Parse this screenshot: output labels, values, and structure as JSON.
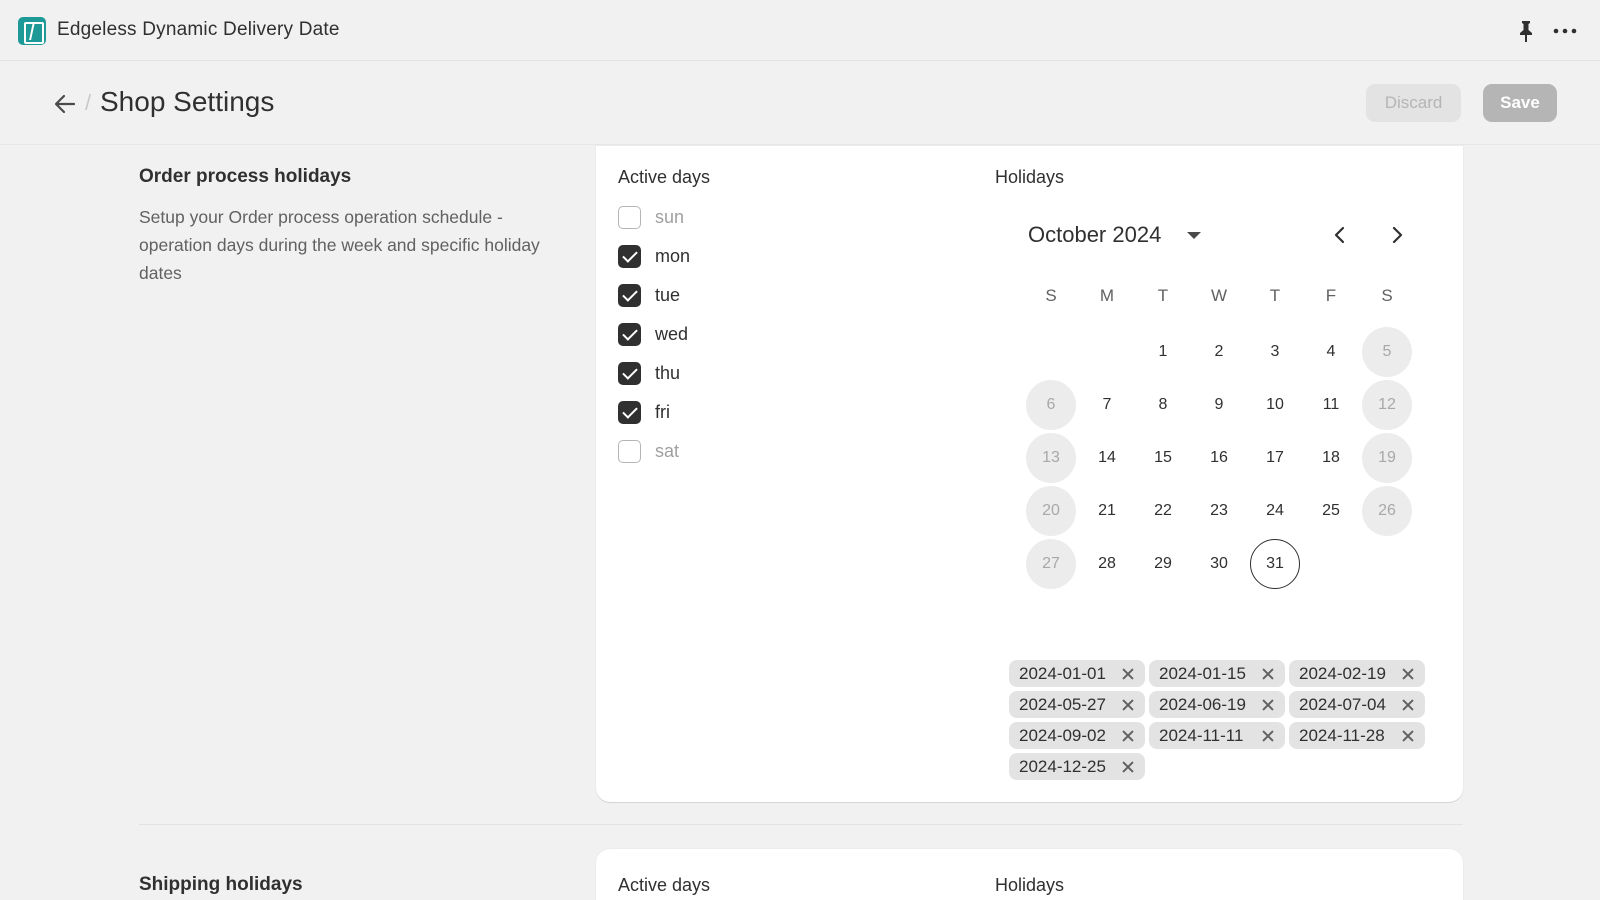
{
  "app": {
    "title": "Edgeless Dynamic Delivery Date"
  },
  "header": {
    "title": "Shop Settings",
    "separator": "/",
    "discard_label": "Discard",
    "save_label": "Save"
  },
  "sections": [
    {
      "title": "Order process holidays",
      "description": "Setup your Order process operation schedule - operation days during the week and specific holiday dates",
      "active_days_label": "Active days",
      "holidays_label": "Holidays",
      "days": [
        {
          "label": "sun",
          "checked": false
        },
        {
          "label": "mon",
          "checked": true
        },
        {
          "label": "tue",
          "checked": true
        },
        {
          "label": "wed",
          "checked": true
        },
        {
          "label": "thu",
          "checked": true
        },
        {
          "label": "fri",
          "checked": true
        },
        {
          "label": "sat",
          "checked": false
        }
      ],
      "calendar": {
        "month_label": "October 2024",
        "weekday_headers": [
          "S",
          "M",
          "T",
          "W",
          "T",
          "F",
          "S"
        ],
        "first_weekday_index": 2,
        "days_in_month": 31,
        "today": 31,
        "weekend_highlight": true
      },
      "holiday_tags": [
        "2024-01-01",
        "2024-01-15",
        "2024-02-19",
        "2024-05-27",
        "2024-06-19",
        "2024-07-04",
        "2024-09-02",
        "2024-11-11",
        "2024-11-28",
        "2024-12-25"
      ]
    },
    {
      "title": "Shipping holidays",
      "active_days_label": "Active days",
      "holidays_label": "Holidays"
    }
  ],
  "colors": {
    "accent_dark": "#303030",
    "app_logo": "#1d9a98",
    "weekend_bg": "#ececec"
  },
  "icons": {
    "back": "arrow-left-icon",
    "pin": "pin-icon",
    "more": "ellipsis-icon",
    "prev": "chevron-left-icon",
    "next": "chevron-right-icon",
    "caret": "caret-down-icon",
    "remove": "close-icon"
  }
}
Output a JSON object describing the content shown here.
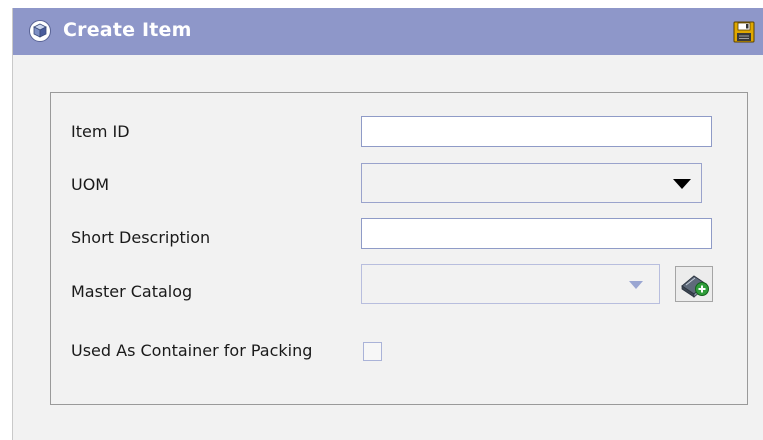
{
  "window": {
    "title": "Create Item",
    "title_icon": "cube-icon",
    "save_icon": "floppy-disk-icon"
  },
  "form": {
    "item_id": {
      "label": "Item ID",
      "value": ""
    },
    "uom": {
      "label": "UOM",
      "value": ""
    },
    "short_description": {
      "label": "Short Description",
      "value": ""
    },
    "master_catalog": {
      "label": "Master Catalog",
      "value": "",
      "lookup_icon": "book-add-icon"
    },
    "container_for_packing": {
      "label": "Used As Container for Packing",
      "checked": false
    }
  },
  "colors": {
    "titlebar": "#8e97c9",
    "background": "#f2f2f2",
    "field_border": "#8f9bc7"
  }
}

···

> Task goal: Print every entry exactly as written, without the pictures.

> Exercise response:
Parse this screenshot: output labels, values, and structure as JSON.
{
  "app": {
    "title": "Edgeless Dynamic Delivery Date"
  },
  "header": {
    "title": "Shop Settings",
    "separator": "/",
    "discard_label": "Discard",
    "save_label": "Save"
  },
  "sections": [
    {
      "title": "Order process holidays",
      "description": "Setup your Order process operation schedule - operation days during the week and specific holiday dates",
      "active_days_label": "Active days",
      "holidays_label": "Holidays",
      "days": [
        {
          "label": "sun",
          "checked": false
        },
        {
          "label": "mon",
          "checked": true
        },
        {
          "label": "tue",
          "checked": true
        },
        {
          "label": "wed",
          "checked": true
        },
        {
          "label": "thu",
          "checked": true
        },
        {
          "label": "fri",
          "checked": true
        },
        {
          "label": "sat",
          "checked": false
        }
      ],
      "calendar": {
        "month_label": "October 2024",
        "weekday_headers": [
          "S",
          "M",
          "T",
          "W",
          "T",
          "F",
          "S"
        ],
        "first_weekday_index": 2,
        "days_in_month": 31,
        "today": 31,
        "weekend_highlight": true
      },
      "holiday_tags": [
        "2024-01-01",
        "2024-01-15",
        "2024-02-19",
        "2024-05-27",
        "2024-06-19",
        "2024-07-04",
        "2024-09-02",
        "2024-11-11",
        "2024-11-28",
        "2024-12-25"
      ]
    },
    {
      "title": "Shipping holidays",
      "active_days_label": "Active days",
      "holidays_label": "Holidays"
    }
  ],
  "colors": {
    "accent_dark": "#303030",
    "app_logo": "#1d9a98",
    "weekend_bg": "#ececec"
  },
  "icons": {
    "back": "arrow-left-icon",
    "pin": "pin-icon",
    "more": "ellipsis-icon",
    "prev": "chevron-left-icon",
    "next": "chevron-right-icon",
    "caret": "caret-down-icon",
    "remove": "close-icon"
  }
}
Output a JSON object describing the content shown here.
{
  "window": {
    "title": "Create Item",
    "title_icon": "cube-icon",
    "save_icon": "floppy-disk-icon"
  },
  "form": {
    "item_id": {
      "label": "Item ID",
      "value": ""
    },
    "uom": {
      "label": "UOM",
      "value": ""
    },
    "short_description": {
      "label": "Short Description",
      "value": ""
    },
    "master_catalog": {
      "label": "Master Catalog",
      "value": "",
      "lookup_icon": "book-add-icon"
    },
    "container_for_packing": {
      "label": "Used As Container for Packing",
      "checked": false
    }
  },
  "colors": {
    "titlebar": "#8e97c9",
    "background": "#f2f2f2",
    "field_border": "#8f9bc7"
  }
}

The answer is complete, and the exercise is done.